All of the lines below are to be printed again exactly; images are excluded from the output.

— Begin THE RECORDS —

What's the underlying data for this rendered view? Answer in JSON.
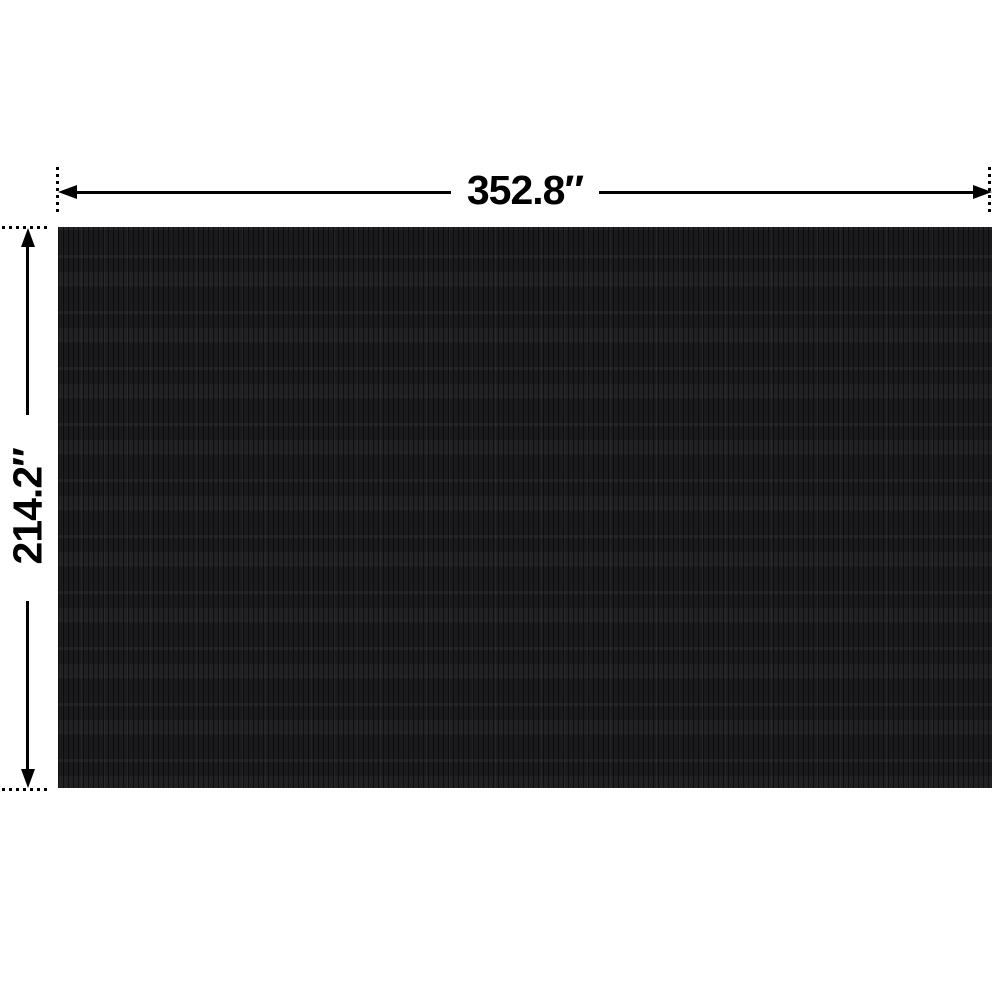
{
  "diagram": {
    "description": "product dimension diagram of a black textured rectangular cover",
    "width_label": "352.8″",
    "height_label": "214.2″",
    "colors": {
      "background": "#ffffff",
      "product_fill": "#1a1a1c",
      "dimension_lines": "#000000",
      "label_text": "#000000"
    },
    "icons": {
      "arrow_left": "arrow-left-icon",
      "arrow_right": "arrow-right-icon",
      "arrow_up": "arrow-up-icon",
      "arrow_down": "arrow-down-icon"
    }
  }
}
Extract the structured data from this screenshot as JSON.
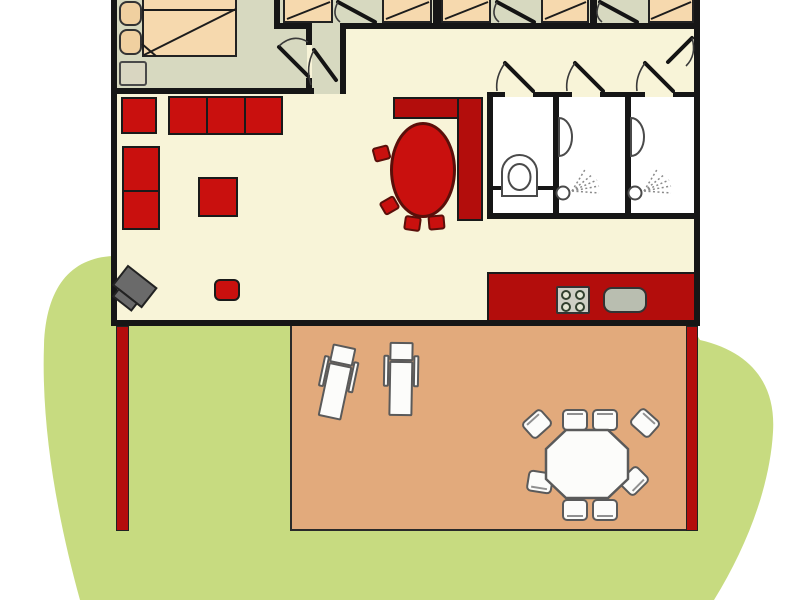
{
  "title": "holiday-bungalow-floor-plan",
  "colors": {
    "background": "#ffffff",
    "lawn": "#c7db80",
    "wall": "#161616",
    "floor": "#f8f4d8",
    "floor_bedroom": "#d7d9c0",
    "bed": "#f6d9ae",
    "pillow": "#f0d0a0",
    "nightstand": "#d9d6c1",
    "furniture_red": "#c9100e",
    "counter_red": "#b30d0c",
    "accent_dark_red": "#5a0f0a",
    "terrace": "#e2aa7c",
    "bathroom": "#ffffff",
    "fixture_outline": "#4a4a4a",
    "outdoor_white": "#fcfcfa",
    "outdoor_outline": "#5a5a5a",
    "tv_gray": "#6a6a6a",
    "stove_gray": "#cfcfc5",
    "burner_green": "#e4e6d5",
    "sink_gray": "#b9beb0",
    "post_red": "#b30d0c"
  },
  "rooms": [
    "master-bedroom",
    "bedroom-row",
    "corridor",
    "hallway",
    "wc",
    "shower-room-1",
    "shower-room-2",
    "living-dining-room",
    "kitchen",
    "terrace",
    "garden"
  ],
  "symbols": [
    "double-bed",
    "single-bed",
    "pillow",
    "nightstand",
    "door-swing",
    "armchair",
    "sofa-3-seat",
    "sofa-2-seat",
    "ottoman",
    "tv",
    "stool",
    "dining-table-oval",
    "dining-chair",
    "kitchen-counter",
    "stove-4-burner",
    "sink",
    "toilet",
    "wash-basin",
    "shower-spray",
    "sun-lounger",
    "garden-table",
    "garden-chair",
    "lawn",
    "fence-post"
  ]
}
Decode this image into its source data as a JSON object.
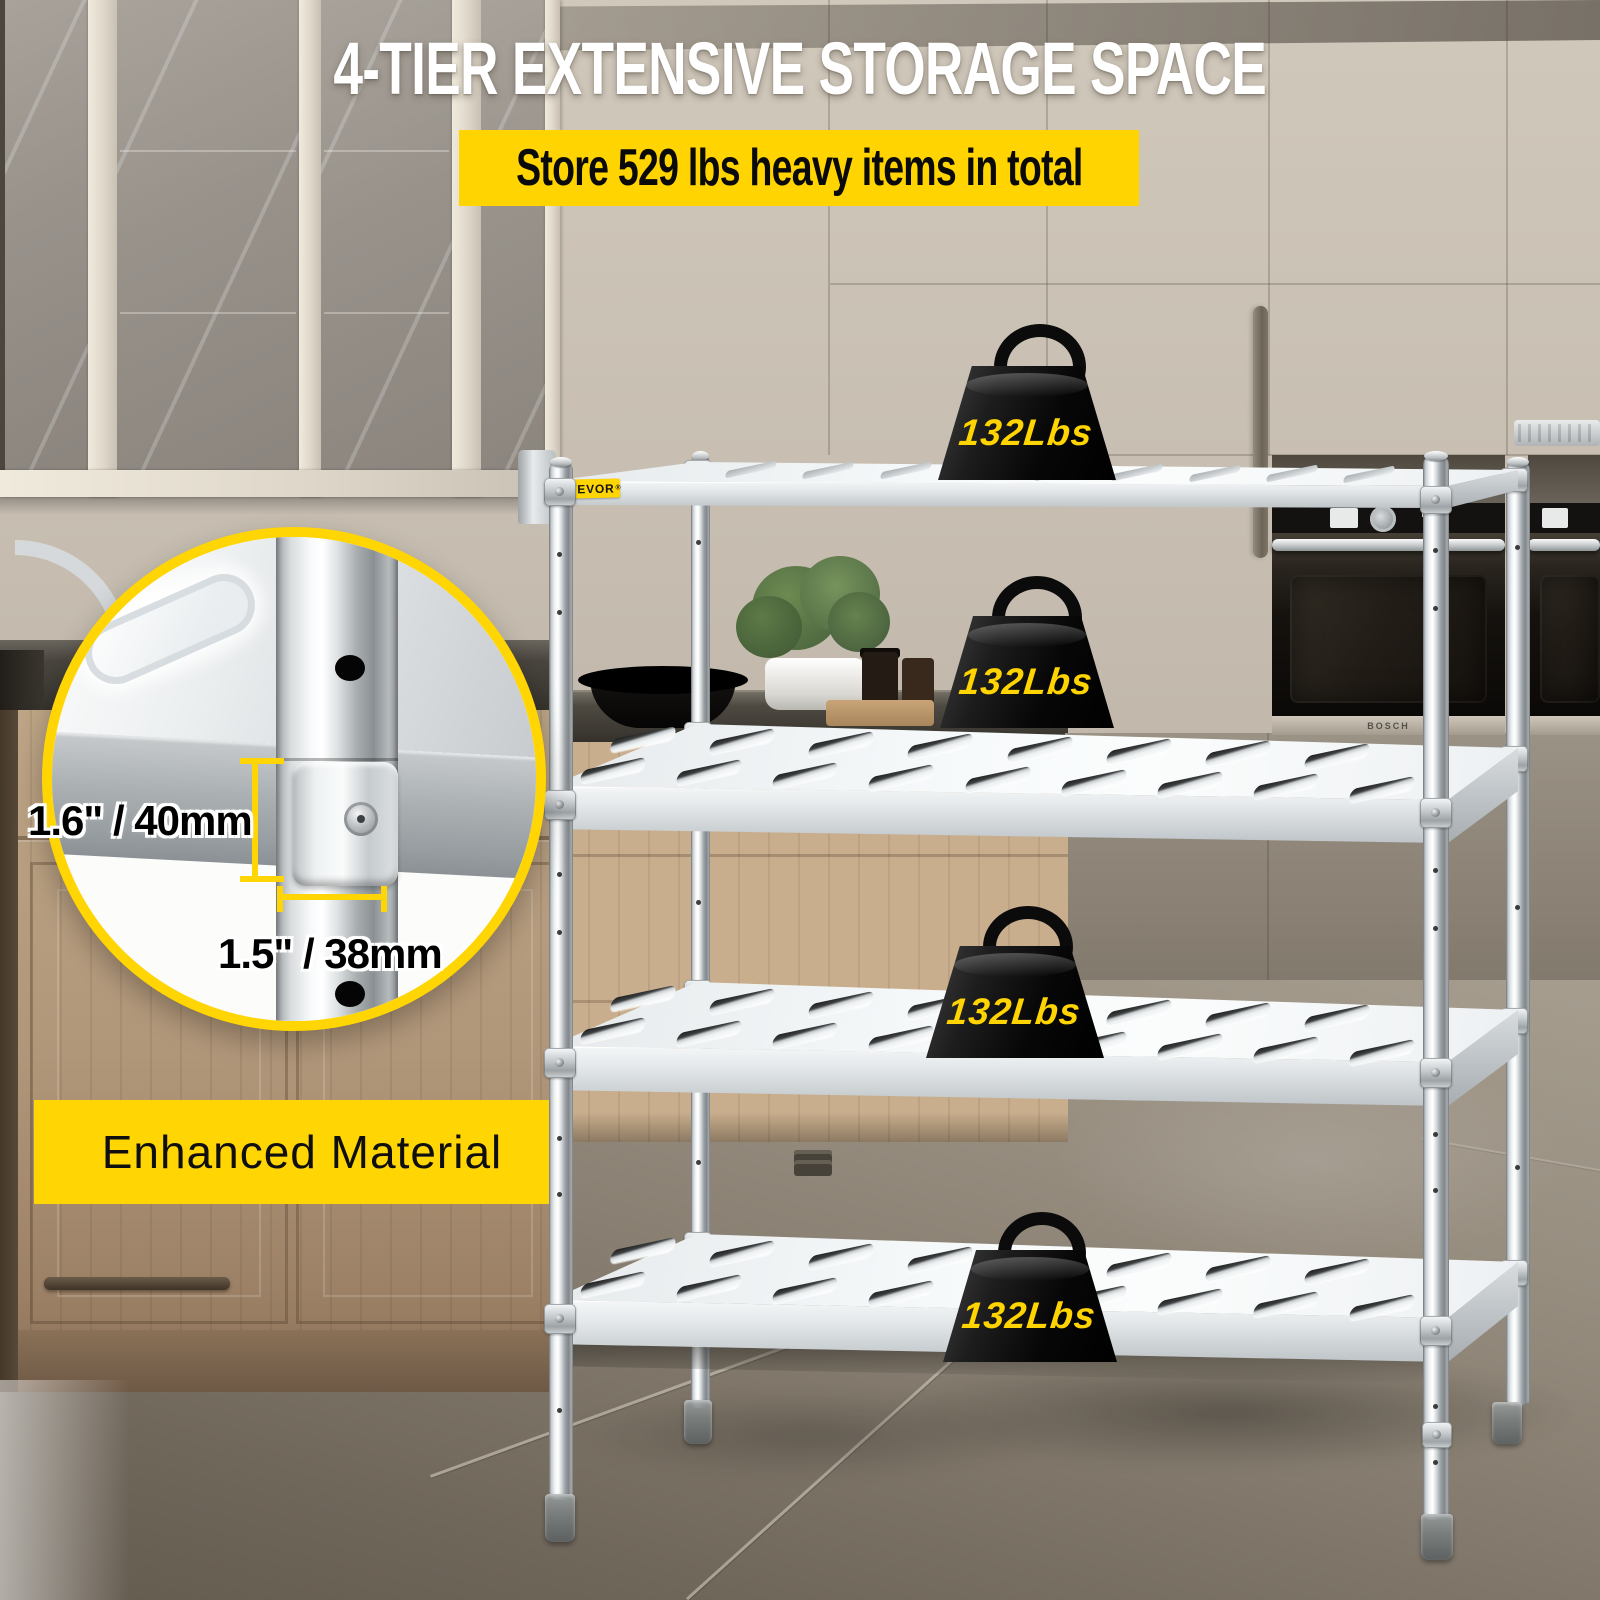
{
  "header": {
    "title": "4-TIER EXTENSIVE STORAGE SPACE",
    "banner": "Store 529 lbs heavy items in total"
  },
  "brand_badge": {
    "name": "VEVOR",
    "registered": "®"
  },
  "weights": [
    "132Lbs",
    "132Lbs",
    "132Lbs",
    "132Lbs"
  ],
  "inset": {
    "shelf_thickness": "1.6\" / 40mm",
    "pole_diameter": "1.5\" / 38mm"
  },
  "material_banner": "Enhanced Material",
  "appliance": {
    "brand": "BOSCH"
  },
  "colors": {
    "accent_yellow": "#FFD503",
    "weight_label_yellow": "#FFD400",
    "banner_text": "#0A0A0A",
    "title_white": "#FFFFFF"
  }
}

— End THE RECORDS —

→ OUTPUT
What's the underlying data for this rendered view? Answer in JSON.
{
  "diagram": {
    "description": "product dimension diagram of a black textured rectangular cover",
    "width_label": "352.8″",
    "height_label": "214.2″",
    "colors": {
      "background": "#ffffff",
      "product_fill": "#1a1a1c",
      "dimension_lines": "#000000",
      "label_text": "#000000"
    },
    "icons": {
      "arrow_left": "arrow-left-icon",
      "arrow_right": "arrow-right-icon",
      "arrow_up": "arrow-up-icon",
      "arrow_down": "arrow-down-icon"
    }
  }
}
Extract the structured data from this screenshot as JSON.
{
  "title": "holiday-bungalow-floor-plan",
  "colors": {
    "background": "#ffffff",
    "lawn": "#c7db80",
    "wall": "#161616",
    "floor": "#f8f4d8",
    "floor_bedroom": "#d7d9c0",
    "bed": "#f6d9ae",
    "pillow": "#f0d0a0",
    "nightstand": "#d9d6c1",
    "furniture_red": "#c9100e",
    "counter_red": "#b30d0c",
    "accent_dark_red": "#5a0f0a",
    "terrace": "#e2aa7c",
    "bathroom": "#ffffff",
    "fixture_outline": "#4a4a4a",
    "outdoor_white": "#fcfcfa",
    "outdoor_outline": "#5a5a5a",
    "tv_gray": "#6a6a6a",
    "stove_gray": "#cfcfc5",
    "burner_green": "#e4e6d5",
    "sink_gray": "#b9beb0",
    "post_red": "#b30d0c"
  },
  "rooms": [
    "master-bedroom",
    "bedroom-row",
    "corridor",
    "hallway",
    "wc",
    "shower-room-1",
    "shower-room-2",
    "living-dining-room",
    "kitchen",
    "terrace",
    "garden"
  ],
  "symbols": [
    "double-bed",
    "single-bed",
    "pillow",
    "nightstand",
    "door-swing",
    "armchair",
    "sofa-3-seat",
    "sofa-2-seat",
    "ottoman",
    "tv",
    "stool",
    "dining-table-oval",
    "dining-chair",
    "kitchen-counter",
    "stove-4-burner",
    "sink",
    "toilet",
    "wash-basin",
    "shower-spray",
    "sun-lounger",
    "garden-table",
    "garden-chair",
    "lawn",
    "fence-post"
  ]
}
Decode this image into its source data as a JSON object.
{
  "header": {
    "title": "4-TIER EXTENSIVE STORAGE SPACE",
    "banner": "Store 529 lbs heavy items in total"
  },
  "brand_badge": {
    "name": "VEVOR",
    "registered": "®"
  },
  "weights": [
    "132Lbs",
    "132Lbs",
    "132Lbs",
    "132Lbs"
  ],
  "inset": {
    "shelf_thickness": "1.6\" / 40mm",
    "pole_diameter": "1.5\" / 38mm"
  },
  "material_banner": "Enhanced Material",
  "appliance": {
    "brand": "BOSCH"
  },
  "colors": {
    "accent_yellow": "#FFD503",
    "weight_label_yellow": "#FFD400",
    "banner_text": "#0A0A0A",
    "title_white": "#FFFFFF"
  }
}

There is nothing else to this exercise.